## What to produce
In the entries, find all lines that hold the word "dash" and copy them.
* START Stored records *
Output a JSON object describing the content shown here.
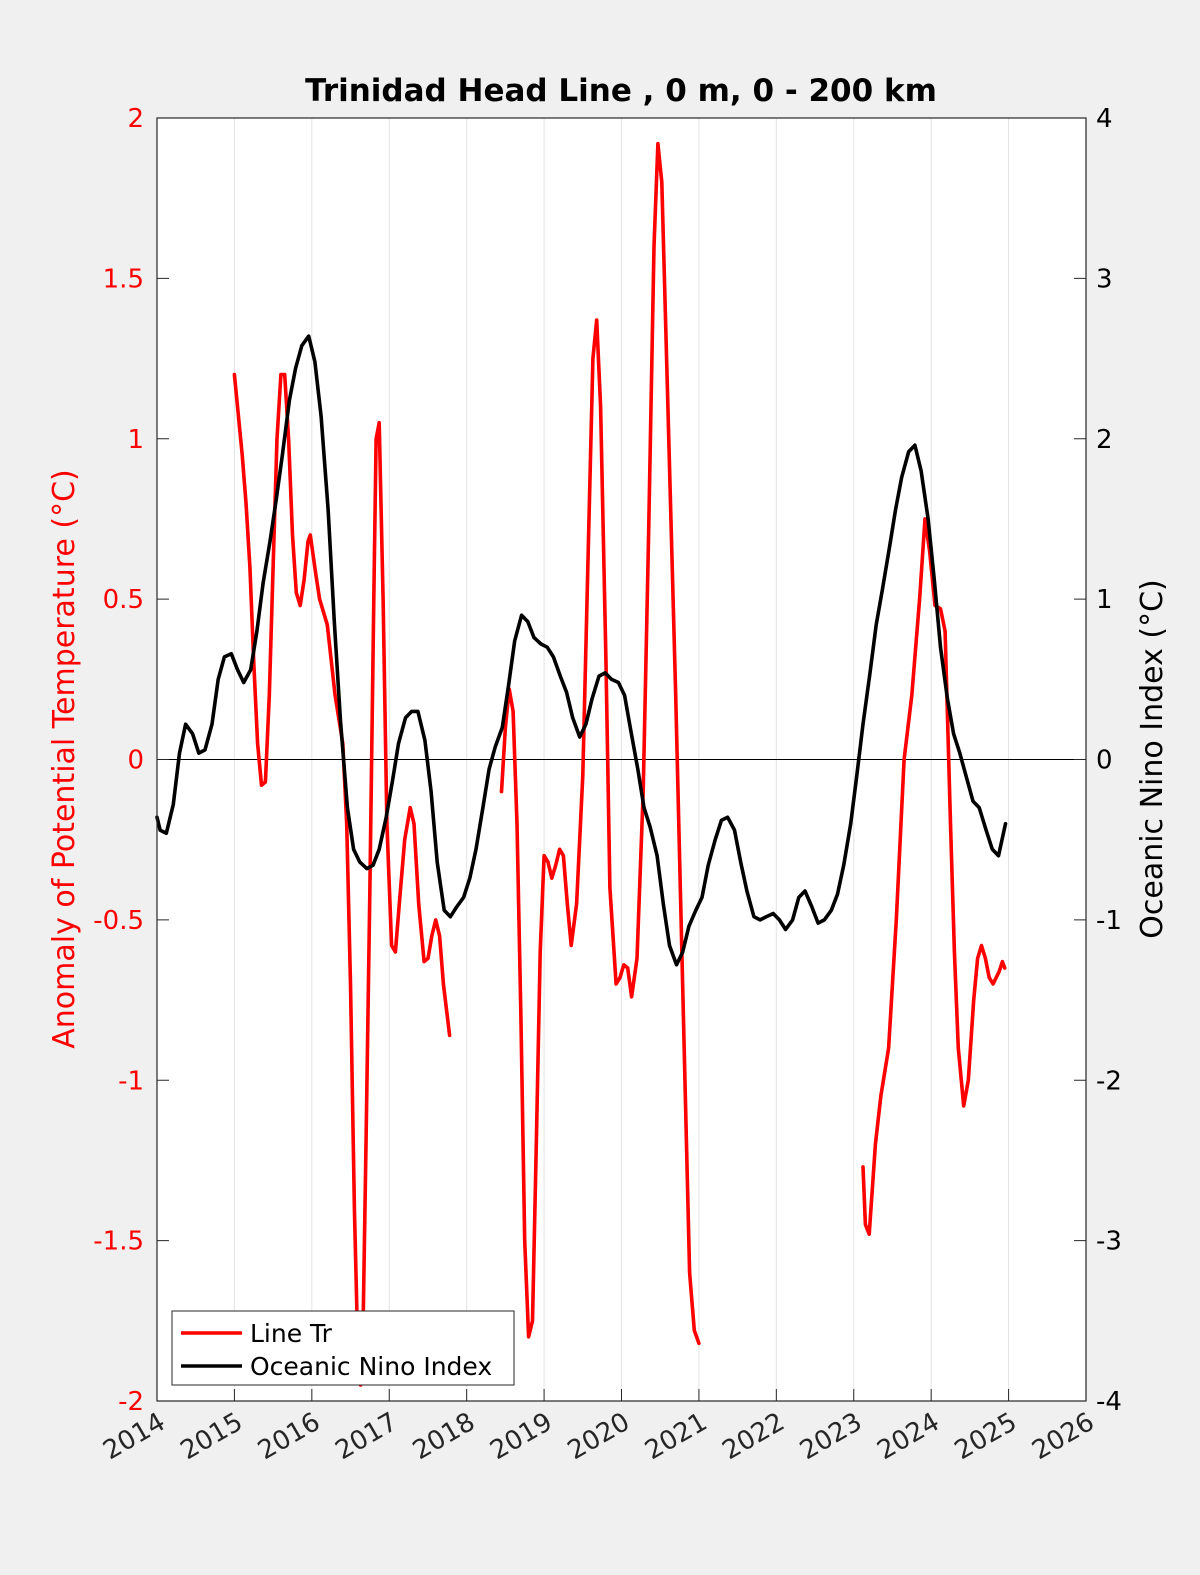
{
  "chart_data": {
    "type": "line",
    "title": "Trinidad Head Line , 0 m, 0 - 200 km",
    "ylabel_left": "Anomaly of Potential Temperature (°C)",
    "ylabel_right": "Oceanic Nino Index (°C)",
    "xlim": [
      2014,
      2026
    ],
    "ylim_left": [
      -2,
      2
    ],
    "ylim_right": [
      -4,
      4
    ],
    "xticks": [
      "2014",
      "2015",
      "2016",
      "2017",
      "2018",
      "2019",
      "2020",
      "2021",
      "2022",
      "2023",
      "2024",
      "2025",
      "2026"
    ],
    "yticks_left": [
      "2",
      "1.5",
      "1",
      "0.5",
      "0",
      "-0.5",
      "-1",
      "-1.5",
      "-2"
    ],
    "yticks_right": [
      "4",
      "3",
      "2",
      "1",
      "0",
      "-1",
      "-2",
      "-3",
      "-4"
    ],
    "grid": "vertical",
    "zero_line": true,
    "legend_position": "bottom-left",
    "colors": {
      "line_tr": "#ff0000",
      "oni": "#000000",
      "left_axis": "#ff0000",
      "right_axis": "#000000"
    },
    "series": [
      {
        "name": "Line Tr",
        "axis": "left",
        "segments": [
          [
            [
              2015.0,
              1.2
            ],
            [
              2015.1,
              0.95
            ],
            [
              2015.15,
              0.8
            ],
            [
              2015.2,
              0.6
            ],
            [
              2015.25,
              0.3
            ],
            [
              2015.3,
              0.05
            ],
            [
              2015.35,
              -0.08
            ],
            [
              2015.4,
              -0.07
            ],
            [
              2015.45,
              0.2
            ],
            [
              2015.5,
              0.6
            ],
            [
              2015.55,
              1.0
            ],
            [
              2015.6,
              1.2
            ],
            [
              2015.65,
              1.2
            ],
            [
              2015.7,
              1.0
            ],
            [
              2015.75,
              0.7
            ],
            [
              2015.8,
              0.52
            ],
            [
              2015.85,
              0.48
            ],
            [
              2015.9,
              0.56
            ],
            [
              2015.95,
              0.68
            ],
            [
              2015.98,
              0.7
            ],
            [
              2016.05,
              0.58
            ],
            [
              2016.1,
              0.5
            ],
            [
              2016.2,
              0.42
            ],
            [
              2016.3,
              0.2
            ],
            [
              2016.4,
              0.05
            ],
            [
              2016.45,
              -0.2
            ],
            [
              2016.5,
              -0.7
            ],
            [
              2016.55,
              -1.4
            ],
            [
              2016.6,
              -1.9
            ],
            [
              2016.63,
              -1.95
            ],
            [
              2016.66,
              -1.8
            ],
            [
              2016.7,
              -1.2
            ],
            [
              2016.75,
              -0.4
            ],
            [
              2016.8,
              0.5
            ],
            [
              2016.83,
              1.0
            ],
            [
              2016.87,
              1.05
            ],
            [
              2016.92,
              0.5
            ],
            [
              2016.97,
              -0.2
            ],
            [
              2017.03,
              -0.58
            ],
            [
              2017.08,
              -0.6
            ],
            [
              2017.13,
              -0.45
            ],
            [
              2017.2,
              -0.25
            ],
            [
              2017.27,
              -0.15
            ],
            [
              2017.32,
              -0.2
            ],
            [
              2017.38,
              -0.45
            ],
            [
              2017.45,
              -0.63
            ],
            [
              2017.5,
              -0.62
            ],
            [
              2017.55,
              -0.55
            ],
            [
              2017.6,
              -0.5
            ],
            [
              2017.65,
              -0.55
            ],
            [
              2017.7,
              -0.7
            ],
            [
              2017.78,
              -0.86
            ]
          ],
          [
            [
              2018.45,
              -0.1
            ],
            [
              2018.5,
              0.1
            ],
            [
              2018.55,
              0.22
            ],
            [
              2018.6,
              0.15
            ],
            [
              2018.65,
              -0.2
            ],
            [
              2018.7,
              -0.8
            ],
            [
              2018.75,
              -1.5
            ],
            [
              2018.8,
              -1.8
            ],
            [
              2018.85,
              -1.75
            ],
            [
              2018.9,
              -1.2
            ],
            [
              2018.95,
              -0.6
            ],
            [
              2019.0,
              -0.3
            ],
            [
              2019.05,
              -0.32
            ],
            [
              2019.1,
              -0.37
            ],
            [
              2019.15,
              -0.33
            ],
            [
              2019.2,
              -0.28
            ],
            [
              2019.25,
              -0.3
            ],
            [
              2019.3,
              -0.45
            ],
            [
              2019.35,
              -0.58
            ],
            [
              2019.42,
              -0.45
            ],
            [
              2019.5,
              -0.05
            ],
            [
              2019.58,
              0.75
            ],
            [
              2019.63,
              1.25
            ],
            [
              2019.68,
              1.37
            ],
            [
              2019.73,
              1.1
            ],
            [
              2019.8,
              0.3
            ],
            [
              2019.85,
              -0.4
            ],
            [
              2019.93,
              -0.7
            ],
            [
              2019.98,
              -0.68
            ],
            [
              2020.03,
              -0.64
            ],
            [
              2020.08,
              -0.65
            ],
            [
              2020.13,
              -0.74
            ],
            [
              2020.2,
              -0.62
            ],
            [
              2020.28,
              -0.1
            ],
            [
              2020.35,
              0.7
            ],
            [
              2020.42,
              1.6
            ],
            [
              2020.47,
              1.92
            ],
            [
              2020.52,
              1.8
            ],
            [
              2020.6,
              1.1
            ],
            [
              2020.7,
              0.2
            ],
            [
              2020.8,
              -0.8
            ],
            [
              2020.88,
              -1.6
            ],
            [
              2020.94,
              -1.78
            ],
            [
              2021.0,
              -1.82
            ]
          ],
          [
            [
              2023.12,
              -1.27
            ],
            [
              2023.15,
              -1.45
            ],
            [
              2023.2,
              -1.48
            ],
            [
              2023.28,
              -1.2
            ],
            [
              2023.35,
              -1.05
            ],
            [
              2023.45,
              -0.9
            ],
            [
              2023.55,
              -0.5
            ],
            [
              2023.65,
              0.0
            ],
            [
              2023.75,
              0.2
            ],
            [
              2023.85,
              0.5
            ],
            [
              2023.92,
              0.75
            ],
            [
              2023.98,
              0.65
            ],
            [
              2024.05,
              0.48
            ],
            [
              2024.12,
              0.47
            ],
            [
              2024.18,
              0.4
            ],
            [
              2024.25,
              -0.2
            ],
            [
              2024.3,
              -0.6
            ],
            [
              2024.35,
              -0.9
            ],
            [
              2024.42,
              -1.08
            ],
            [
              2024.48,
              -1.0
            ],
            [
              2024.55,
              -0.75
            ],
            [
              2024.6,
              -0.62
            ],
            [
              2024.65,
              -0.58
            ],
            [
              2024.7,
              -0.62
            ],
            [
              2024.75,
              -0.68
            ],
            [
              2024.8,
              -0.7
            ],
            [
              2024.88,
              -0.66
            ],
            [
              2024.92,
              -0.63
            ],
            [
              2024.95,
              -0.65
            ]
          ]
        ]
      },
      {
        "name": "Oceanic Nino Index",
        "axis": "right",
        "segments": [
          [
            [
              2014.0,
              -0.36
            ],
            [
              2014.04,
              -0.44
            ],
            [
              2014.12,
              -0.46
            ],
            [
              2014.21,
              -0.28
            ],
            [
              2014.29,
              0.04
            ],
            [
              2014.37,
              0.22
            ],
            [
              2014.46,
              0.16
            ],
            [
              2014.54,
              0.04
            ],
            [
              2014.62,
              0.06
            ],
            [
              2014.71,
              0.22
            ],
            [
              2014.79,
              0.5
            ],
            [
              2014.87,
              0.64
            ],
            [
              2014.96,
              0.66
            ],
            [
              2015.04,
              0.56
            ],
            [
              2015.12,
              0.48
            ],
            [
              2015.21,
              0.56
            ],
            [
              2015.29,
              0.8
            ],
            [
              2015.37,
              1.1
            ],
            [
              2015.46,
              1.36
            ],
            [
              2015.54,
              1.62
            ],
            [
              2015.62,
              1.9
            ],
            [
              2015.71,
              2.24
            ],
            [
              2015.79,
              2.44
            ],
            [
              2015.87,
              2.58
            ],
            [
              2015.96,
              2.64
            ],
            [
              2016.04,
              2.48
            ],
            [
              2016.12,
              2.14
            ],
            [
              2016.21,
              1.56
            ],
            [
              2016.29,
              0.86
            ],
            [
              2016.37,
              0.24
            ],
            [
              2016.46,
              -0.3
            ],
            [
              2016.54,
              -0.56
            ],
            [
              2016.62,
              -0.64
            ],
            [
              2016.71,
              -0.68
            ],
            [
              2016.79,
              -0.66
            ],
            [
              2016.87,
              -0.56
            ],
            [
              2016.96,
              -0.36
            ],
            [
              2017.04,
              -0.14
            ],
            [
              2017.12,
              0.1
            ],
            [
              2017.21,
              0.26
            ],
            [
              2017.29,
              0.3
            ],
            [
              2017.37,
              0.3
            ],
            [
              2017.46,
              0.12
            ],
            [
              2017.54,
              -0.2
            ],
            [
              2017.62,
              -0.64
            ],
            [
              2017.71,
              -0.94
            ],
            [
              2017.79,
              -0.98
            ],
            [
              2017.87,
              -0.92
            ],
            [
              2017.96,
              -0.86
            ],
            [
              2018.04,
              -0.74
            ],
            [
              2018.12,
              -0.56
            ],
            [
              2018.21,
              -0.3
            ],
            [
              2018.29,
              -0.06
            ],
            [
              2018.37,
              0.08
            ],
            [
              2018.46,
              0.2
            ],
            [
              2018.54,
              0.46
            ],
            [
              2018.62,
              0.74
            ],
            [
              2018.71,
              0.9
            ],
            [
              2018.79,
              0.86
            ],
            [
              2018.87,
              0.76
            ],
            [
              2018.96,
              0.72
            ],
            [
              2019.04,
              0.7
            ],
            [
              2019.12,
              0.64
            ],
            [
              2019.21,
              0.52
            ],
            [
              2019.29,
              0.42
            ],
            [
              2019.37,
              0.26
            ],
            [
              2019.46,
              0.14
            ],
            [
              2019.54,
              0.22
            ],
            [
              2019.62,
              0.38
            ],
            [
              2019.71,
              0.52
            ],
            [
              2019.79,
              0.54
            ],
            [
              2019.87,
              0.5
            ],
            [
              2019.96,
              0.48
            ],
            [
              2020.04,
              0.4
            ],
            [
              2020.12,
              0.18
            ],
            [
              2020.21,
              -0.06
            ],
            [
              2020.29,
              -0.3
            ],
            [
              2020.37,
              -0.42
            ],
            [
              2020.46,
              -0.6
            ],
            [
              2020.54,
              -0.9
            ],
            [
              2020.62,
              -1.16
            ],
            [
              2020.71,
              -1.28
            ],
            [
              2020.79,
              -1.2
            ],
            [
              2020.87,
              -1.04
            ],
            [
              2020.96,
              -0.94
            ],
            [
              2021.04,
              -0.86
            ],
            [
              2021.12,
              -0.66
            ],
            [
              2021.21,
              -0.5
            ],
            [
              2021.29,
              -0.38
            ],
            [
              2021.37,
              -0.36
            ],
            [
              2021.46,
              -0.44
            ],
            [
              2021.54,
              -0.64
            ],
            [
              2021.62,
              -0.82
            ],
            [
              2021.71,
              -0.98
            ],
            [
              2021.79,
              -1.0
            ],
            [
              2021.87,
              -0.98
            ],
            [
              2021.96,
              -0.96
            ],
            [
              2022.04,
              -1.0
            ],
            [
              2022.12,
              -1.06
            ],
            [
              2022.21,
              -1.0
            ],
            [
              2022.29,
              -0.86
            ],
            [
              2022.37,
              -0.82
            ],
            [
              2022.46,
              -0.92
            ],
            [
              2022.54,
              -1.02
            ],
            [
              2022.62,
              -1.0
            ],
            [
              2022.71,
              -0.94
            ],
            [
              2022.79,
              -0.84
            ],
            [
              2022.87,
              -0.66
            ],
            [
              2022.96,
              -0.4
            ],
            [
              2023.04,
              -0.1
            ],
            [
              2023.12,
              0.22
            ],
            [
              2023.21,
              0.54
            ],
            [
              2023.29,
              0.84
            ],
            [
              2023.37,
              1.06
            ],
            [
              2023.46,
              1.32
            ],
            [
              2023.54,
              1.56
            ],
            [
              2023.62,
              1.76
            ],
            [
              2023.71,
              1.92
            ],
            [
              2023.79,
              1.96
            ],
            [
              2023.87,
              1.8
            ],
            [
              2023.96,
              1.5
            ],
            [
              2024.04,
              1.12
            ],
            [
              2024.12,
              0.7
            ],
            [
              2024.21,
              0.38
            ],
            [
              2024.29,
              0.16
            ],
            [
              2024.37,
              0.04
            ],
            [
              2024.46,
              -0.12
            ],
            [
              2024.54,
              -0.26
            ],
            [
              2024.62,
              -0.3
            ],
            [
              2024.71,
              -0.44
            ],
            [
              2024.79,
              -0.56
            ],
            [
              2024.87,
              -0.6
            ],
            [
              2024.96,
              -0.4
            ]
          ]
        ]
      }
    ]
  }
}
* END Stored records *
* START Stored records *
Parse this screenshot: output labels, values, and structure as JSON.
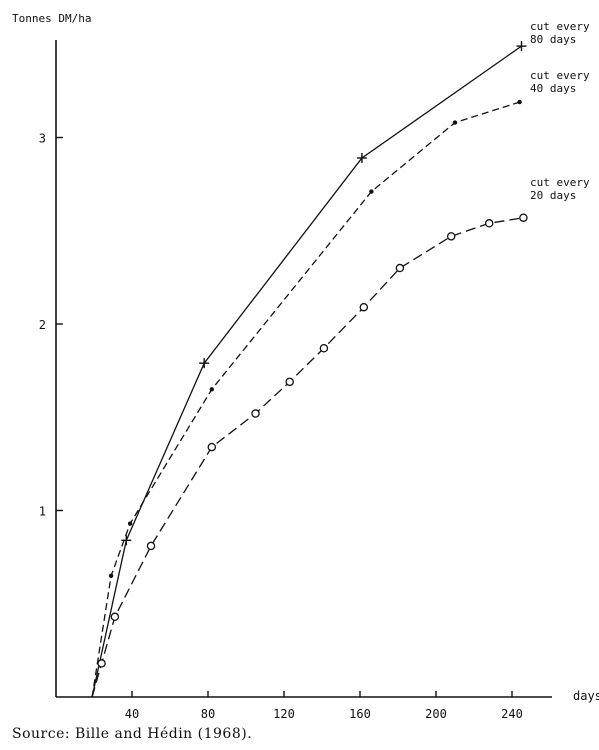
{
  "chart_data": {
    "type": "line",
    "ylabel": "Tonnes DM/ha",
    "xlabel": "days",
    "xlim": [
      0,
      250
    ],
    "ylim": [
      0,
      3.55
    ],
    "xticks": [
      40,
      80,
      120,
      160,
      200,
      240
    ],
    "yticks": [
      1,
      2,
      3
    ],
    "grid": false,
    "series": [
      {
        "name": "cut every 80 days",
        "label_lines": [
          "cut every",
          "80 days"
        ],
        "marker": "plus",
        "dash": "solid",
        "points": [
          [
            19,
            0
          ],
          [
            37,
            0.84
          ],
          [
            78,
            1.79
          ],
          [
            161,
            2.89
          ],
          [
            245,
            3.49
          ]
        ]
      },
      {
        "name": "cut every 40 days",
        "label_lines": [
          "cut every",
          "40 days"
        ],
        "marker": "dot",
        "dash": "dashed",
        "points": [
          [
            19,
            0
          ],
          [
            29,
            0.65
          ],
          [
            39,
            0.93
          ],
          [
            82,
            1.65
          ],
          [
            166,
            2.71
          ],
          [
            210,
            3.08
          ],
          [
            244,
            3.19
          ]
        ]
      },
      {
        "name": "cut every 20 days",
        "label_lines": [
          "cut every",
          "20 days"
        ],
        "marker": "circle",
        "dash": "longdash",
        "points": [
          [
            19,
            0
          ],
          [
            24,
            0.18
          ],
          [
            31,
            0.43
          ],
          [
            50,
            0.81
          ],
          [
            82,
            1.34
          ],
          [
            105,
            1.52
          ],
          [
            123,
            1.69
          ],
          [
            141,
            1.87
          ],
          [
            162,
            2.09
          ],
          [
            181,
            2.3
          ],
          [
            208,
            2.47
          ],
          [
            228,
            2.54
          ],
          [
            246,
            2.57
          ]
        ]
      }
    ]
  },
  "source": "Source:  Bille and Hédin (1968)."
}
* END Stored records *
## The reply
        "dash": "solid",
        "dash": "dashed",
        "dash": "longdash",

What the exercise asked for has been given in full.